Smart TV manufacturers like VIZIO also entered the addressable game. VIZIO launched its Project OAR initiative which provides a fully open technical standard for implementing addressable video advertising. With Project OAR, we’re seeing cooperation amongst OEMs, MVPDs, programmers, and broadcast stations, driving addressable TV standards forward faster.

The other area that has recently changed which is driving addressability forward is the availability of large linear TV viewing data sets from both the smart TV-makers and the MVPDs. For the market to fully embrace addressable TV, it has to be properly measured in the context of the marketer’s complete TV buy. For this to happen, new and richer data sets are vital, so the reach and frequency of TV can be measured regardless of the delivery path to the consumer. With the right data, buyers and sellers can measure how addressable TV complements non-addressable linear TV. Small measurement sample approaches and ratings points need to make way for much larger data sets that can measure the new TV landscape, which includes a mix of linear TV, addressable linear, VOD, and streaming across a multitude of devices.

All of these initiatives are showing that the industry is ready to embrace cooperation—the vital and missing ingredient that traditionally held up the growth of addressable TV. Is the massive economic pressure of COVID-19 enough to push these efforts forward even faster, and push addressable TV over the tipping point?

Why we need addressable TV now

In a recession, every marketing dollar will get heightened scrutiny. This will drive even more TV advertisers to transact on data-driven audiences and proving ROI will be critical. Marketers would be smart to follow in the footsteps of forward-thinking companies like Burger King, and reset with accountable measurement and targeting. Through addressable, buyers can be selective in a cautious time, and most importantly, make a strong, data-based case for ROI in making buys. Sellers who embrace addressability will be providing buyers with the flexibility, targeting, and measurement that will be table stakes in the new reality we’re living in. Despite all the challenges TV faces, the fact remains that television advertising works, and sellers can. make it work even harder by combining the inherent strengths of TV with targeting and measurement on par with the digital giants. 

Here are some ideas for both buyers and sellers as we prepare for marketers to reenter or ramp up TV spend:

  • Prepare for reentry with precision—Many brands paused advertising this spring and reevaluated their strategy. Be adequately prepared to return to the market with precision by onboarding first-party data and getting match counts from addressable TV platforms to seize your audience. 
  • Use measurement to find audiences—As brands ramp marketing back up, we’ll be in an economic slowdown. Addressable measurement will be the key to finding audiences as viewer habits change and budgets remain tight.

Material shown:
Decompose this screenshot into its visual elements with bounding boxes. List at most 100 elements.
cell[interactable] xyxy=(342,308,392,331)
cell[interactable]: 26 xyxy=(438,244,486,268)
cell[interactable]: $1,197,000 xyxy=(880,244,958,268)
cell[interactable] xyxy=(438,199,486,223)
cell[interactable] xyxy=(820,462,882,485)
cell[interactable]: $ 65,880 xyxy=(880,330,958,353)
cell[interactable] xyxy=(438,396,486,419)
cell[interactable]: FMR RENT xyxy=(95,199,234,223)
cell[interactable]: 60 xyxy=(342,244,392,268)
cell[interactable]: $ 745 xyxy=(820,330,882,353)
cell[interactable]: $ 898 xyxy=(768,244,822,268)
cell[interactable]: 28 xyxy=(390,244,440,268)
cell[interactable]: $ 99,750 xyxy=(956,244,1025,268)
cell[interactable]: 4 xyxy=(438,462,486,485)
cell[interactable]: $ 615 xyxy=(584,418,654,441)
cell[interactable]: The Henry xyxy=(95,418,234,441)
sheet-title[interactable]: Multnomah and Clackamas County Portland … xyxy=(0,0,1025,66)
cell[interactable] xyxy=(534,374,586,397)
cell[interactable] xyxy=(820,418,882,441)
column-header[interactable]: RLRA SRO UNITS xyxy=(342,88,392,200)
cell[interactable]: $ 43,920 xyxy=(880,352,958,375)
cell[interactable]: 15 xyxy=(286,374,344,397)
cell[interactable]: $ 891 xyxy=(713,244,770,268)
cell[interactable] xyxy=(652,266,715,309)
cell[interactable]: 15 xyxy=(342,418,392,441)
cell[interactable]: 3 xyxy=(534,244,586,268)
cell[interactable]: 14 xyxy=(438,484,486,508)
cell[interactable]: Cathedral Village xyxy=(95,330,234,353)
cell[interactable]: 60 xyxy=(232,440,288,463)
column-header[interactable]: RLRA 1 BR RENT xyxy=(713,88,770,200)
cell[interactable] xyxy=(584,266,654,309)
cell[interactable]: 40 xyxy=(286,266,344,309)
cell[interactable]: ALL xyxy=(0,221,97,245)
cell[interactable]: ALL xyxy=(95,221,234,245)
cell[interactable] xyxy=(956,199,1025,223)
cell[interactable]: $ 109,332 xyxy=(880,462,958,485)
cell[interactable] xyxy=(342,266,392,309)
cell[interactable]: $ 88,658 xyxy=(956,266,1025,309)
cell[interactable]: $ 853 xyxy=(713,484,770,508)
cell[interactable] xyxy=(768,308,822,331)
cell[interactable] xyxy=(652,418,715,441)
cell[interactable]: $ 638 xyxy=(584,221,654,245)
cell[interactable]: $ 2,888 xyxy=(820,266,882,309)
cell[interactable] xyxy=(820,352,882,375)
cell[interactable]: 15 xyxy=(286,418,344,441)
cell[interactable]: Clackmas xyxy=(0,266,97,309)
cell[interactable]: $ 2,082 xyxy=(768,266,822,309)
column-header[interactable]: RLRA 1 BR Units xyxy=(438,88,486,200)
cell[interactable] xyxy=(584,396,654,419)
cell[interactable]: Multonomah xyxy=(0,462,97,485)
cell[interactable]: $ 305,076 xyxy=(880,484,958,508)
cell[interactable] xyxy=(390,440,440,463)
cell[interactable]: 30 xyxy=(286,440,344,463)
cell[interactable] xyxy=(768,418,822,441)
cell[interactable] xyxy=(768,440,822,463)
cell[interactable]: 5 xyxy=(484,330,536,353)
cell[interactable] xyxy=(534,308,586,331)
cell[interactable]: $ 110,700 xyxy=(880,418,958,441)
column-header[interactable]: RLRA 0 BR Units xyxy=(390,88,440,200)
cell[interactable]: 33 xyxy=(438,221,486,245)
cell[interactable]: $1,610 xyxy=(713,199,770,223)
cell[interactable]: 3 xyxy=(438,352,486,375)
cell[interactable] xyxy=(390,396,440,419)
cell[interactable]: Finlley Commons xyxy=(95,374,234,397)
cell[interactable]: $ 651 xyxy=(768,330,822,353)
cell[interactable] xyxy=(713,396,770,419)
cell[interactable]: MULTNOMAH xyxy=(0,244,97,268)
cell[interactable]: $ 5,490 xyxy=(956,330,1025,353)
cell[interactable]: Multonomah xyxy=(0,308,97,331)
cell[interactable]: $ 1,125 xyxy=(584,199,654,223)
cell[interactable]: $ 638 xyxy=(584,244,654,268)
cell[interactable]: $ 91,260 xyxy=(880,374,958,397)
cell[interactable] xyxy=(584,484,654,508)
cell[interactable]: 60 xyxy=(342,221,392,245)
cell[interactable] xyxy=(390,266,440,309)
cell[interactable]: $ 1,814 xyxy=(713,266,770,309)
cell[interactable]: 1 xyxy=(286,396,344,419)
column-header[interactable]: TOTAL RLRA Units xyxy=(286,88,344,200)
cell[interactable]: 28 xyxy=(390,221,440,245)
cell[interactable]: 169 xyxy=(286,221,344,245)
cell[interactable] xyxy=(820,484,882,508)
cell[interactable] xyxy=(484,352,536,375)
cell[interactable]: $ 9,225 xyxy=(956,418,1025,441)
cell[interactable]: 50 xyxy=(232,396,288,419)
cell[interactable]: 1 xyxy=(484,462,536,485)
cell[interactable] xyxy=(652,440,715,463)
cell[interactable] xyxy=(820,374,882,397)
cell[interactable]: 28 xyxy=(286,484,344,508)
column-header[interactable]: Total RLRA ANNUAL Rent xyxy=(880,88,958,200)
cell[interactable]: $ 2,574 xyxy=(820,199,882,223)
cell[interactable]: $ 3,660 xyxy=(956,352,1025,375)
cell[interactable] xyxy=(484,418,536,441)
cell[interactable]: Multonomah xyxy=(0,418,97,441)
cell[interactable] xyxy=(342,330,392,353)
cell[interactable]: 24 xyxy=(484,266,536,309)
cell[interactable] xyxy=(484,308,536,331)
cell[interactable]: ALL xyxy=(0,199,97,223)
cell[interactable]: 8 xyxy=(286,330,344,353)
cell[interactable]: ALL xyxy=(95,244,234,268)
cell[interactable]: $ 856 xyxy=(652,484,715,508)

Explore the material:
1) Using the addressable TV text, answer yes or no to whether each statement agrees with it, and quote the deciding words: (a) VIZIO's Project OAR offers an open technical standard for addressable video advertising. (b) The text says small measurement samples and ratings points are enough to measure the new TV landscape. (c) Many brands paused advertising this spring.
2) Rename "cooperation" as "collaboration" in the part of the addressable TV text that opens with the words "All of these" and closes with "the tipping point?". Then write out that part again with the change.
The records are material of their own and are unrelated to the addressable TV text.

Answers provided:
1)
(a) Yes: "provides a fully open technical standard for implementing addressable video advertising"
(b) No: "Small measurement sample approaches and ratings points need to make way for much larger data sets"
(c) Yes: "Many brands paused advertising this spring and reevaluated their strategy"

2)
All of these initiatives are showing that the industry is ready to embrace collaboration—the vital and missing ingredient that traditionally held up the growth of addressable TV. Is the massive economic pressure of COVID-19 enough to push these efforts forward even faster, and push addressable TV over the tipping point?